To do :: From the line containing "Read this page and output its text content." through the last line of the entries, output the text exactly. Pictures stay out.

_____

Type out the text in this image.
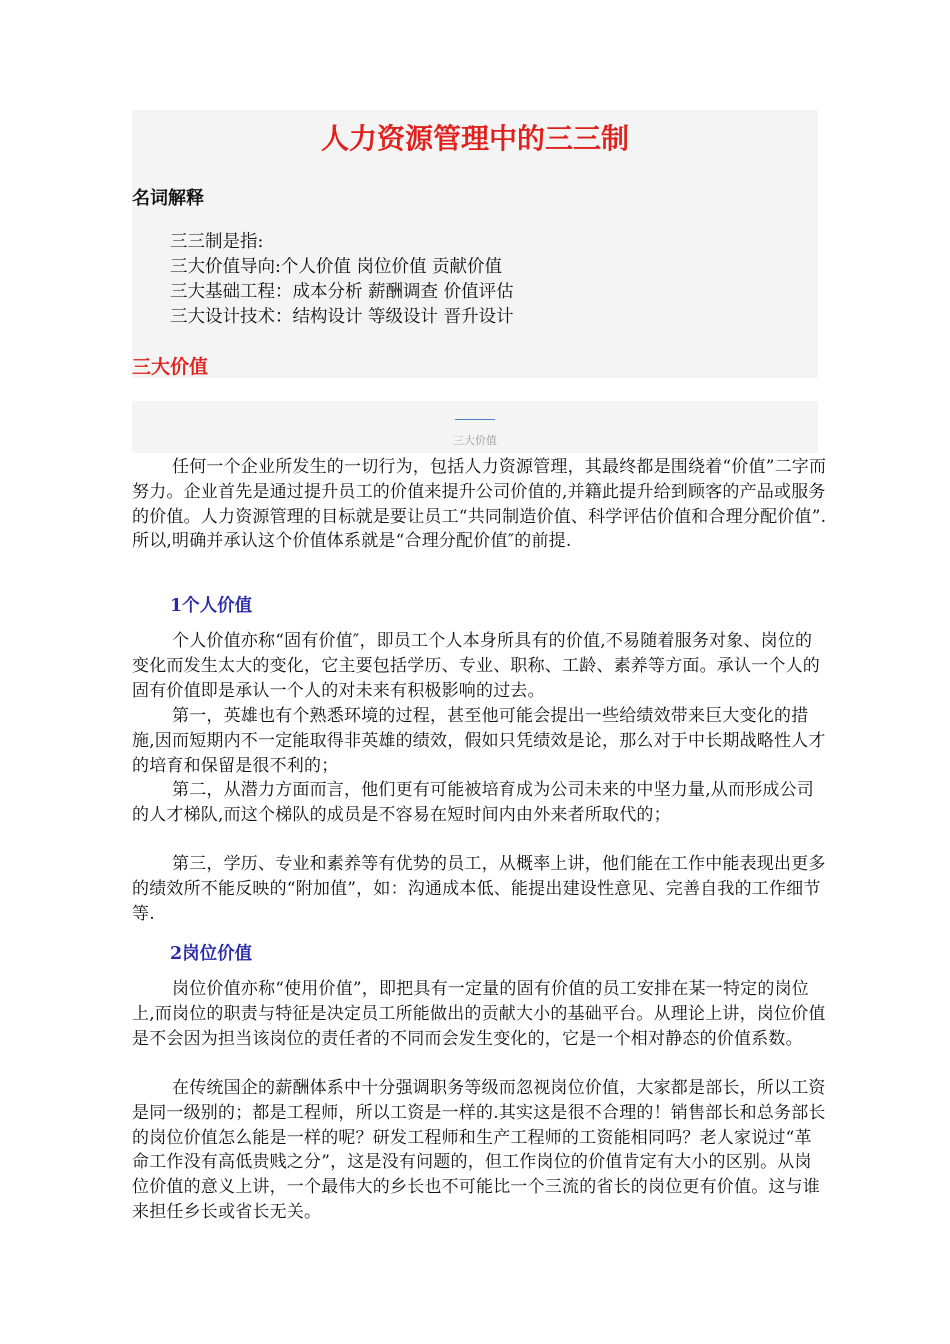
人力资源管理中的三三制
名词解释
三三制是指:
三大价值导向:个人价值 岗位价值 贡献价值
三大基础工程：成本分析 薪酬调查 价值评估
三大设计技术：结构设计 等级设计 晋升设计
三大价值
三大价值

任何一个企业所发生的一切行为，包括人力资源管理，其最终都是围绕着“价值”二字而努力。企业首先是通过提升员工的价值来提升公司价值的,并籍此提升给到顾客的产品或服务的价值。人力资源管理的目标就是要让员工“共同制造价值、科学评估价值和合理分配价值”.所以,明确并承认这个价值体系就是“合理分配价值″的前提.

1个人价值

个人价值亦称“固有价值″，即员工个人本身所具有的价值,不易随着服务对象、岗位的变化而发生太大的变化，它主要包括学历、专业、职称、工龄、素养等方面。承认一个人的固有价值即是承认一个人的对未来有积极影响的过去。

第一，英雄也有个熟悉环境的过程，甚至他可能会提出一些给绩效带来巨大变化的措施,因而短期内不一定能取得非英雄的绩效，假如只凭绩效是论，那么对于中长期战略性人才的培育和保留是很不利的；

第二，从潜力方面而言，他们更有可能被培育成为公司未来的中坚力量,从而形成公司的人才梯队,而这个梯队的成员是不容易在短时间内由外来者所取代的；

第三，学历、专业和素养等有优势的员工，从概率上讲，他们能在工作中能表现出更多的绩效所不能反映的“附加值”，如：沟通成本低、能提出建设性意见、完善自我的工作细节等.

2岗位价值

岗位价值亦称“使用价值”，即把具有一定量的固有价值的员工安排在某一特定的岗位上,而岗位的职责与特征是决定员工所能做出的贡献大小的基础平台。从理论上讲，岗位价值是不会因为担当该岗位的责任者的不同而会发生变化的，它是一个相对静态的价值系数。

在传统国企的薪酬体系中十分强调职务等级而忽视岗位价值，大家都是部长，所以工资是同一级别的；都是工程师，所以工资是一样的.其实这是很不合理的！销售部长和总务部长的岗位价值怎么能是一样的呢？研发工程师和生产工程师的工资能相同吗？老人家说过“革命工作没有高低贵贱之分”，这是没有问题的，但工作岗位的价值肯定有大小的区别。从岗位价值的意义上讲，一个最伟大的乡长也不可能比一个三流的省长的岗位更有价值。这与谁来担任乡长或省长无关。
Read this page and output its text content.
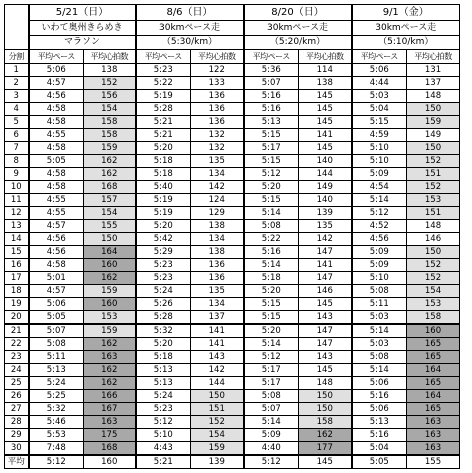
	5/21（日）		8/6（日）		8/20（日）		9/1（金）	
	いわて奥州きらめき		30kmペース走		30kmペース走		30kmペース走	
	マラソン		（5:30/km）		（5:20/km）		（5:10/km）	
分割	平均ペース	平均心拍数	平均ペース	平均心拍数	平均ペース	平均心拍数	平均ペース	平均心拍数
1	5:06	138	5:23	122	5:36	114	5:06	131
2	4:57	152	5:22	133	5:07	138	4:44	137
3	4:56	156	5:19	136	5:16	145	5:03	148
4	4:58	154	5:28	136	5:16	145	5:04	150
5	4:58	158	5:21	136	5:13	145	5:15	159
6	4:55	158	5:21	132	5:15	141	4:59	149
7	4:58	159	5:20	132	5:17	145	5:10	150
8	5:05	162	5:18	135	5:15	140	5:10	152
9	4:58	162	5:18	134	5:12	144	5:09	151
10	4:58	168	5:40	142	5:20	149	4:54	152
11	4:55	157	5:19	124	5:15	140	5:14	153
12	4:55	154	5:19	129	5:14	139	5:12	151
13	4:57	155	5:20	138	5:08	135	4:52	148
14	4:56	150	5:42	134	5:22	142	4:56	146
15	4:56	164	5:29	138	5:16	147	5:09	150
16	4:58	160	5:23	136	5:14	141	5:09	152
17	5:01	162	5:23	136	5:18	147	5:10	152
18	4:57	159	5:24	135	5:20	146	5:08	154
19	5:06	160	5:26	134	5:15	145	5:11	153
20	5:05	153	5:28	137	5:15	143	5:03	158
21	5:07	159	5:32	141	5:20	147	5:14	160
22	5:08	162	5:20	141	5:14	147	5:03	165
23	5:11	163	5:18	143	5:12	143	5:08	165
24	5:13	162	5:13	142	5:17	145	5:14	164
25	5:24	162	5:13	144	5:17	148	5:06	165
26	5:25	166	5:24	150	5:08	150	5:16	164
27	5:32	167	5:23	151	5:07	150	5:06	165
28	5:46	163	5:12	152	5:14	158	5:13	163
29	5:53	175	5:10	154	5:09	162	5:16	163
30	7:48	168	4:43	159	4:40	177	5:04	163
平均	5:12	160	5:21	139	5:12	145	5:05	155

_____

Final result ::
Read this page and output its text content.
	5/21（日）		8/6（日）		8/20（日）		9/1（金）	
	いわて奥州きらめき		30kmペース走		30kmペース走		30kmペース走	
	マラソン		（5:30/km）		（5:20/km）		（5:10/km）	
分割	平均ペース	平均心拍数	平均ペース	平均心拍数	平均ペース	平均心拍数	平均ペース	平均心拍数
1	5:06	138	5:23	122	5:36	114	5:06	131
2	4:57	152	5:22	133	5:07	138	4:44	137
3	4:56	156	5:19	136	5:16	145	5:03	148
4	4:58	154	5:28	136	5:16	145	5:04	150
5	4:58	158	5:21	136	5:13	145	5:15	159
6	4:55	158	5:21	132	5:15	141	4:59	149
7	4:58	159	5:20	132	5:17	145	5:10	150
8	5:05	162	5:18	135	5:15	140	5:10	152
9	4:58	162	5:18	134	5:12	144	5:09	151
10	4:58	168	5:40	142	5:20	149	4:54	152
11	4:55	157	5:19	124	5:15	140	5:14	153
12	4:55	154	5:19	129	5:14	139	5:12	151
13	4:57	155	5:20	138	5:08	135	4:52	148
14	4:56	150	5:42	134	5:22	142	4:56	146
15	4:56	164	5:29	138	5:16	147	5:09	150
16	4:58	160	5:23	136	5:14	141	5:09	152
17	5:01	162	5:23	136	5:18	147	5:10	152
18	4:57	159	5:24	135	5:20	146	5:08	154
19	5:06	160	5:26	134	5:15	145	5:11	153
20	5:05	153	5:28	137	5:15	143	5:03	158
21	5:07	159	5:32	141	5:20	147	5:14	160
22	5:08	162	5:20	141	5:14	147	5:03	165
23	5:11	163	5:18	143	5:12	143	5:08	165
24	5:13	162	5:13	142	5:17	145	5:14	164
25	5:24	162	5:13	144	5:17	148	5:06	165
26	5:25	166	5:24	150	5:08	150	5:16	164
27	5:32	167	5:23	151	5:07	150	5:06	165
28	5:46	163	5:12	152	5:14	158	5:13	163
29	5:53	175	5:10	154	5:09	162	5:16	163
30	7:48	168	4:43	159	4:40	177	5:04	163
平均	5:12	160	5:21	139	5:12	145	5:05	155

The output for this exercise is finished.